### What you will do
Without further comment, state how many lines in the listing below contain the word "title".

### Given information
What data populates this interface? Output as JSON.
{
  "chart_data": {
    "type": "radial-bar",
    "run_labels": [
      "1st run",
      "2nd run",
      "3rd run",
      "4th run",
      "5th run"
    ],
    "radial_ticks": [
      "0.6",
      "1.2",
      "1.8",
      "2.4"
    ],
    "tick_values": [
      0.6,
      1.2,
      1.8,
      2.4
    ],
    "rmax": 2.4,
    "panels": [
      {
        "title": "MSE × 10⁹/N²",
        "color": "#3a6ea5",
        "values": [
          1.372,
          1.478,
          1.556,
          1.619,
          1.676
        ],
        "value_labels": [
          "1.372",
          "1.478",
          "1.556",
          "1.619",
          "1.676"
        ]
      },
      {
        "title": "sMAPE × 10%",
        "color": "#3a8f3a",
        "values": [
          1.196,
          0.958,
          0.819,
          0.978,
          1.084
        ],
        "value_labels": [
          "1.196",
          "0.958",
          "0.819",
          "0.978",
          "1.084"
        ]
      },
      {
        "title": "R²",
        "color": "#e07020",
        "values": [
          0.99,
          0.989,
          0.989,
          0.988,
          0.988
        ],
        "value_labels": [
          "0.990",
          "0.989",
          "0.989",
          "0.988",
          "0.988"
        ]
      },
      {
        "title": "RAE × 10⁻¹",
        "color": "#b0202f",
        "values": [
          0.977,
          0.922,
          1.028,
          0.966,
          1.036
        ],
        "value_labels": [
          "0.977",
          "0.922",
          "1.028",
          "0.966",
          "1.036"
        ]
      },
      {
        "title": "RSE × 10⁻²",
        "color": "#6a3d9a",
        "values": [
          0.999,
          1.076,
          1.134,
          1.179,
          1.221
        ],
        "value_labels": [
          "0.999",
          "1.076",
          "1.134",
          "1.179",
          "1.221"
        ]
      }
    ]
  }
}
==
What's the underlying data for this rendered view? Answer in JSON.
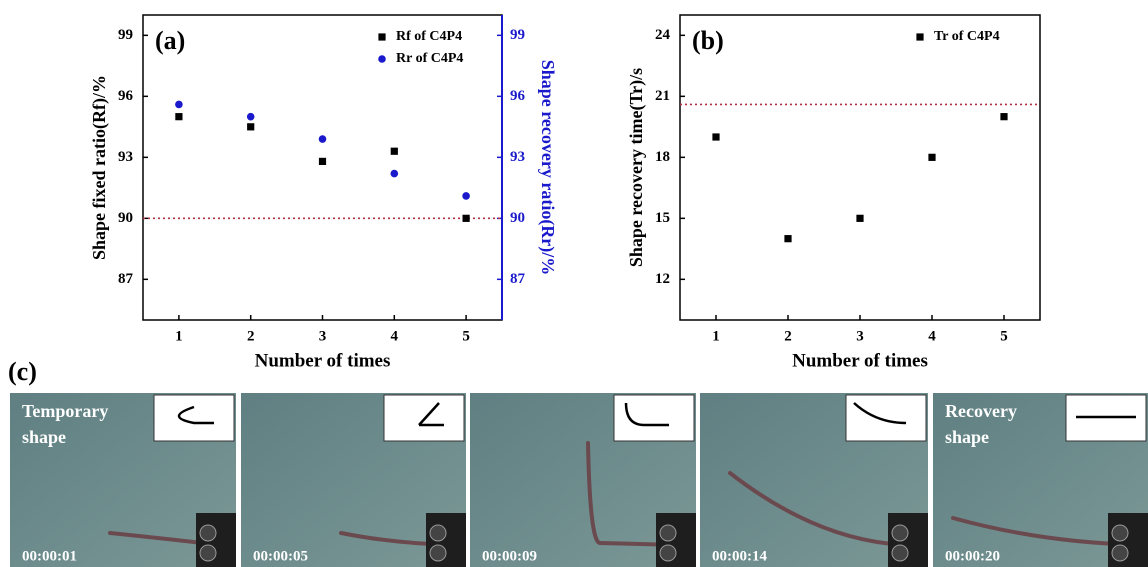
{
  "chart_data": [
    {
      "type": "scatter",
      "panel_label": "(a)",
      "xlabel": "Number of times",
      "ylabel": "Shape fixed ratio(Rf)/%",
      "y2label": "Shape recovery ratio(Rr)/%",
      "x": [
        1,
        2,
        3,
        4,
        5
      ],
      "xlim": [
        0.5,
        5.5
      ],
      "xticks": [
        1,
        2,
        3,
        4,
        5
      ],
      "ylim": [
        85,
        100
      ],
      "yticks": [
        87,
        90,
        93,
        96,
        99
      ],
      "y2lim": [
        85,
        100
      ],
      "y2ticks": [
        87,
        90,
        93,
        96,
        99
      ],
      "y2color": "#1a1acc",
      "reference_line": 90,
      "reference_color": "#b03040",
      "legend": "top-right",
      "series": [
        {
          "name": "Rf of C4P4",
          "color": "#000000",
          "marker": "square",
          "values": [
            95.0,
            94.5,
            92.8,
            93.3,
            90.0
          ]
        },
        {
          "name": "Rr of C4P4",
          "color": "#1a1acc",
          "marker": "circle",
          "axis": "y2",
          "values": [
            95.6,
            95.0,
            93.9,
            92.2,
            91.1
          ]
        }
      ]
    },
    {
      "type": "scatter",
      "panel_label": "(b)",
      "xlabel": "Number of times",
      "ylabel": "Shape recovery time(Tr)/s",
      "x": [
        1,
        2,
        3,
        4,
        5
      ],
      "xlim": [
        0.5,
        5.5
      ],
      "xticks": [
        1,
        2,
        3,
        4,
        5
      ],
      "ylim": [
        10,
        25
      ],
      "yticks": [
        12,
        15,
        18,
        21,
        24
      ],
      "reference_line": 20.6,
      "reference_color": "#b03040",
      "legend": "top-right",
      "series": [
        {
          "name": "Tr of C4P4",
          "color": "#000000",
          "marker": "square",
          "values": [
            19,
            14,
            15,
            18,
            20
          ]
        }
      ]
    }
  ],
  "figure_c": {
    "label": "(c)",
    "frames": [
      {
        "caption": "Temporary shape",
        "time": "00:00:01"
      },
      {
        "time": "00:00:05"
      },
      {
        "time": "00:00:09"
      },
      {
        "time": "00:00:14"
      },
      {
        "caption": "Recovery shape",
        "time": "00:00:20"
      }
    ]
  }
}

### Reply
5